§ **Your instructions**:
Repeat the data below exactly, dropping any pictures it holds.

START Given data

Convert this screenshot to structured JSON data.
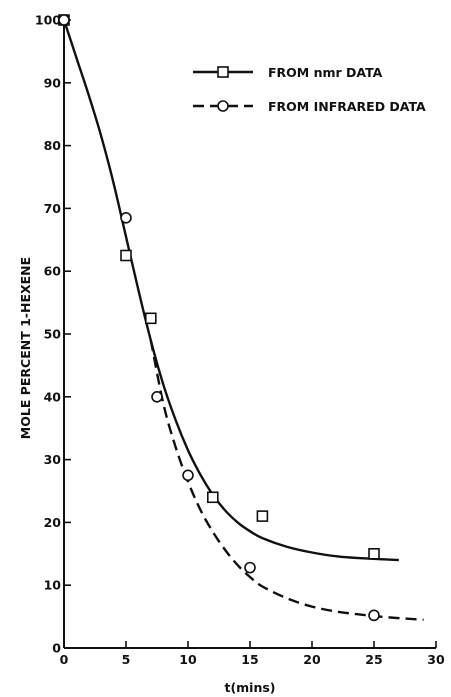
{
  "chart_data": {
    "type": "line",
    "xlabel": "t(mins)",
    "ylabel": "MOLE PERCENT 1-HEXENE",
    "xlim": [
      0,
      30
    ],
    "ylim": [
      0,
      100
    ],
    "xticks": [
      0,
      5,
      10,
      15,
      20,
      25,
      30
    ],
    "yticks": [
      0,
      10,
      20,
      30,
      40,
      50,
      60,
      70,
      80,
      90,
      100
    ],
    "grid": false,
    "legend_position": "top-right",
    "series": [
      {
        "name": "FROM nmr DATA",
        "line_style": "solid",
        "marker": "square",
        "color": "#111111",
        "points": [
          {
            "x": 0,
            "y": 100
          },
          {
            "x": 5,
            "y": 62.5
          },
          {
            "x": 7,
            "y": 52.5
          },
          {
            "x": 12,
            "y": 24
          },
          {
            "x": 16,
            "y": 21
          },
          {
            "x": 25,
            "y": 15
          }
        ],
        "curve": [
          {
            "x": 0,
            "y": 100
          },
          {
            "x": 1,
            "y": 94
          },
          {
            "x": 2,
            "y": 88
          },
          {
            "x": 3,
            "y": 81.5
          },
          {
            "x": 4,
            "y": 74
          },
          {
            "x": 5,
            "y": 65.5
          },
          {
            "x": 6,
            "y": 57
          },
          {
            "x": 7,
            "y": 49
          },
          {
            "x": 8,
            "y": 42
          },
          {
            "x": 9,
            "y": 36.3
          },
          {
            "x": 10,
            "y": 31.5
          },
          {
            "x": 11,
            "y": 27.6
          },
          {
            "x": 12,
            "y": 24.4
          },
          {
            "x": 13,
            "y": 21.9
          },
          {
            "x": 14,
            "y": 20
          },
          {
            "x": 15,
            "y": 18.6
          },
          {
            "x": 16,
            "y": 17.5
          },
          {
            "x": 18,
            "y": 16.1
          },
          {
            "x": 20,
            "y": 15.2
          },
          {
            "x": 22,
            "y": 14.6
          },
          {
            "x": 24,
            "y": 14.3
          },
          {
            "x": 27,
            "y": 14
          }
        ]
      },
      {
        "name": "FROM INFRARED DATA",
        "line_style": "dashed",
        "marker": "circle",
        "color": "#111111",
        "points": [
          {
            "x": 0,
            "y": 100
          },
          {
            "x": 5,
            "y": 68.5
          },
          {
            "x": 7.5,
            "y": 40
          },
          {
            "x": 10,
            "y": 27.5
          },
          {
            "x": 15,
            "y": 12.8
          },
          {
            "x": 25,
            "y": 5.2
          }
        ],
        "curve": [
          {
            "x": 7,
            "y": 49
          },
          {
            "x": 8,
            "y": 39
          },
          {
            "x": 9,
            "y": 32
          },
          {
            "x": 10,
            "y": 26.5
          },
          {
            "x": 11,
            "y": 22
          },
          {
            "x": 12,
            "y": 18.5
          },
          {
            "x": 13,
            "y": 15.6
          },
          {
            "x": 14,
            "y": 13.2
          },
          {
            "x": 15,
            "y": 11.3
          },
          {
            "x": 16,
            "y": 9.8
          },
          {
            "x": 18,
            "y": 7.9
          },
          {
            "x": 20,
            "y": 6.6
          },
          {
            "x": 22,
            "y": 5.8
          },
          {
            "x": 24,
            "y": 5.3
          },
          {
            "x": 26,
            "y": 4.9
          },
          {
            "x": 29,
            "y": 4.5
          }
        ]
      }
    ]
  }
}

END Given data

§ **Final result**:
Convert this screenshot to structured JSON data.
{
  "chart_data": {
    "type": "line",
    "xlabel": "t(mins)",
    "ylabel": "MOLE PERCENT 1-HEXENE",
    "xlim": [
      0,
      30
    ],
    "ylim": [
      0,
      100
    ],
    "xticks": [
      0,
      5,
      10,
      15,
      20,
      25,
      30
    ],
    "yticks": [
      0,
      10,
      20,
      30,
      40,
      50,
      60,
      70,
      80,
      90,
      100
    ],
    "grid": false,
    "legend_position": "top-right",
    "series": [
      {
        "name": "FROM nmr DATA",
        "line_style": "solid",
        "marker": "square",
        "color": "#111111",
        "points": [
          {
            "x": 0,
            "y": 100
          },
          {
            "x": 5,
            "y": 62.5
          },
          {
            "x": 7,
            "y": 52.5
          },
          {
            "x": 12,
            "y": 24
          },
          {
            "x": 16,
            "y": 21
          },
          {
            "x": 25,
            "y": 15
          }
        ],
        "curve": [
          {
            "x": 0,
            "y": 100
          },
          {
            "x": 1,
            "y": 94
          },
          {
            "x": 2,
            "y": 88
          },
          {
            "x": 3,
            "y": 81.5
          },
          {
            "x": 4,
            "y": 74
          },
          {
            "x": 5,
            "y": 65.5
          },
          {
            "x": 6,
            "y": 57
          },
          {
            "x": 7,
            "y": 49
          },
          {
            "x": 8,
            "y": 42
          },
          {
            "x": 9,
            "y": 36.3
          },
          {
            "x": 10,
            "y": 31.5
          },
          {
            "x": 11,
            "y": 27.6
          },
          {
            "x": 12,
            "y": 24.4
          },
          {
            "x": 13,
            "y": 21.9
          },
          {
            "x": 14,
            "y": 20
          },
          {
            "x": 15,
            "y": 18.6
          },
          {
            "x": 16,
            "y": 17.5
          },
          {
            "x": 18,
            "y": 16.1
          },
          {
            "x": 20,
            "y": 15.2
          },
          {
            "x": 22,
            "y": 14.6
          },
          {
            "x": 24,
            "y": 14.3
          },
          {
            "x": 27,
            "y": 14
          }
        ]
      },
      {
        "name": "FROM INFRARED DATA",
        "line_style": "dashed",
        "marker": "circle",
        "color": "#111111",
        "points": [
          {
            "x": 0,
            "y": 100
          },
          {
            "x": 5,
            "y": 68.5
          },
          {
            "x": 7.5,
            "y": 40
          },
          {
            "x": 10,
            "y": 27.5
          },
          {
            "x": 15,
            "y": 12.8
          },
          {
            "x": 25,
            "y": 5.2
          }
        ],
        "curve": [
          {
            "x": 7,
            "y": 49
          },
          {
            "x": 8,
            "y": 39
          },
          {
            "x": 9,
            "y": 32
          },
          {
            "x": 10,
            "y": 26.5
          },
          {
            "x": 11,
            "y": 22
          },
          {
            "x": 12,
            "y": 18.5
          },
          {
            "x": 13,
            "y": 15.6
          },
          {
            "x": 14,
            "y": 13.2
          },
          {
            "x": 15,
            "y": 11.3
          },
          {
            "x": 16,
            "y": 9.8
          },
          {
            "x": 18,
            "y": 7.9
          },
          {
            "x": 20,
            "y": 6.6
          },
          {
            "x": 22,
            "y": 5.8
          },
          {
            "x": 24,
            "y": 5.3
          },
          {
            "x": 26,
            "y": 4.9
          },
          {
            "x": 29,
            "y": 4.5
          }
        ]
      }
    ]
  }
}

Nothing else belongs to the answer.